• **WORK TO COMPLETE**
Pick out every line holding the string "avons" and copy it.

• **RAW DATA**
----
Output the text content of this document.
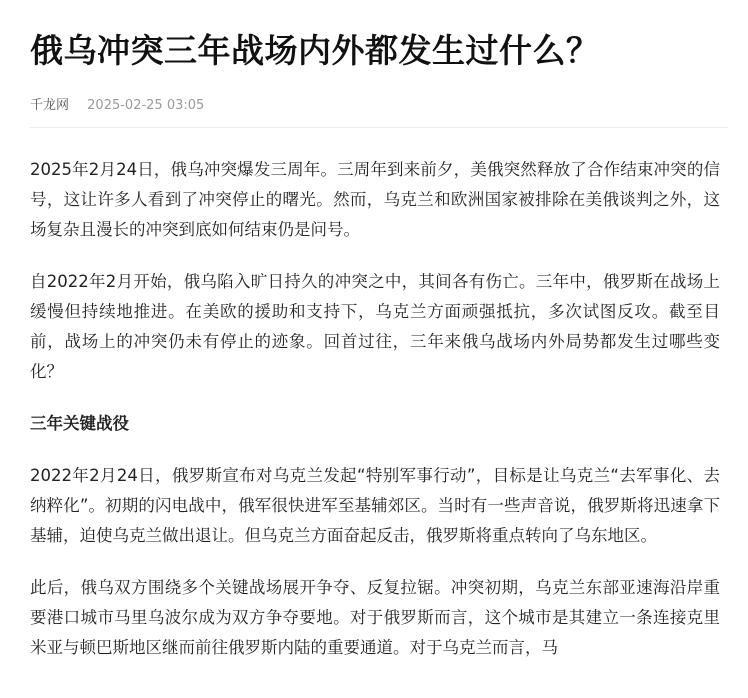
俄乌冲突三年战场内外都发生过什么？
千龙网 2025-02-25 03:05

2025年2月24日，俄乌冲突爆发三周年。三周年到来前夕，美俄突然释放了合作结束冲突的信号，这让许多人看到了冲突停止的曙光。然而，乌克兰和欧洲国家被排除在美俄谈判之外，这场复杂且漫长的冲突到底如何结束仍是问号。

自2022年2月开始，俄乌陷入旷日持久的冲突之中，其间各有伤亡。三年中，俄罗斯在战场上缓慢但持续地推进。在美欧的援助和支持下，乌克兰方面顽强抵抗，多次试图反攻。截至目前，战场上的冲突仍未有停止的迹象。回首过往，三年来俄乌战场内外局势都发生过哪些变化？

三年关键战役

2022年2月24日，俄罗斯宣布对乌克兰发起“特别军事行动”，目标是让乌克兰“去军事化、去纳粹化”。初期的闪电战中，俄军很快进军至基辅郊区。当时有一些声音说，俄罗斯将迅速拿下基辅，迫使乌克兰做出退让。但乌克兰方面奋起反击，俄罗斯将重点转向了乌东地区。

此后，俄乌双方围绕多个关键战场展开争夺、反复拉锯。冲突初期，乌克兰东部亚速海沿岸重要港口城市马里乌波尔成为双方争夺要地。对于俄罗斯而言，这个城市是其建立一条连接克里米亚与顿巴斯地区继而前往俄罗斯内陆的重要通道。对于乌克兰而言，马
----
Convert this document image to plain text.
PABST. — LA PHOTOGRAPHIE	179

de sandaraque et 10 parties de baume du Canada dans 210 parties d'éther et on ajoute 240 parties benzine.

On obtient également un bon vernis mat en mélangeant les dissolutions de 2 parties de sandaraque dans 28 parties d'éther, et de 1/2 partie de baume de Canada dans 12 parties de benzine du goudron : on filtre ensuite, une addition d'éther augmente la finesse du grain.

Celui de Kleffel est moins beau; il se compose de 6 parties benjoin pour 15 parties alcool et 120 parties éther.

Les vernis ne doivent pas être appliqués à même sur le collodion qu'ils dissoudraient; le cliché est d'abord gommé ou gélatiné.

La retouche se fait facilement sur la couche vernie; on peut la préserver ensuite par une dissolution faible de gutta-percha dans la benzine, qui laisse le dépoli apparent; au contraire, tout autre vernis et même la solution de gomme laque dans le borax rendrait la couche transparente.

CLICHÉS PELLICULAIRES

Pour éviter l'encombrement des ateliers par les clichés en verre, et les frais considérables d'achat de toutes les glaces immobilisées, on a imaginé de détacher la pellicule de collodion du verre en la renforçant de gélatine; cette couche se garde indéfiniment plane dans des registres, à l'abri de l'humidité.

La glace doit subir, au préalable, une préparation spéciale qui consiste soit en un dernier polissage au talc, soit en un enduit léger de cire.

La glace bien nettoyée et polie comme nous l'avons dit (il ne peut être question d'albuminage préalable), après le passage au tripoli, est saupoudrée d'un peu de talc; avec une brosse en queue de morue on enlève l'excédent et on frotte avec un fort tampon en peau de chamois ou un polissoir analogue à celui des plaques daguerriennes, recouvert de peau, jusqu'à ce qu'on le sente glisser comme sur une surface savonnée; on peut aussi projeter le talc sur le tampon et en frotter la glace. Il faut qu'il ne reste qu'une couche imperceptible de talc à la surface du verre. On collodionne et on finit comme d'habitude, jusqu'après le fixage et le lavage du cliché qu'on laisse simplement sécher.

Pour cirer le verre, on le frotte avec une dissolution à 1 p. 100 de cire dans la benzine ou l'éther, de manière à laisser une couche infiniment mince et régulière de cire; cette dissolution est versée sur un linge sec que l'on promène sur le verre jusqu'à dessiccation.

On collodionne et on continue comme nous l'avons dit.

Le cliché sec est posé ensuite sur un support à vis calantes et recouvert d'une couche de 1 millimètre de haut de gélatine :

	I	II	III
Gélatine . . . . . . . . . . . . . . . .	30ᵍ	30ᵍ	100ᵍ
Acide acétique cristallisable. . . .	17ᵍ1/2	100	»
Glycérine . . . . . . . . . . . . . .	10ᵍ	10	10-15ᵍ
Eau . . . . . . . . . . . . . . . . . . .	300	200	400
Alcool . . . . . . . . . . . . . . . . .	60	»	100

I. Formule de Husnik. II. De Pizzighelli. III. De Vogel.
----
• **SOLVED PROBLEM**
La glace bien nettoyée et polie comme nous l'avons dit (il ne peut être question d'albuminage préalable), après le passage au tripoli, est saupoudrée d'un peu de talc; avec une brosse en queue de morue on enlève l'excédent et on frotte avec un fort tampon en peau de chamois ou un polissoir analogue à celui des plaques daguerriennes, recouvert de peau, jusqu'à ce qu'on le sente glisser comme sur une surface savonnée; on peut aussi projeter le talc sur le tampon et en frotter la glace. Il faut qu'il ne reste qu'une couche imperceptible de talc à la surface du verre. On collodionne et on finit comme d'habitude, jusqu'après le fixage et le lavage du cliché qu'on laisse simplement sécher.
On collodionne et on continue comme nous l'avons dit.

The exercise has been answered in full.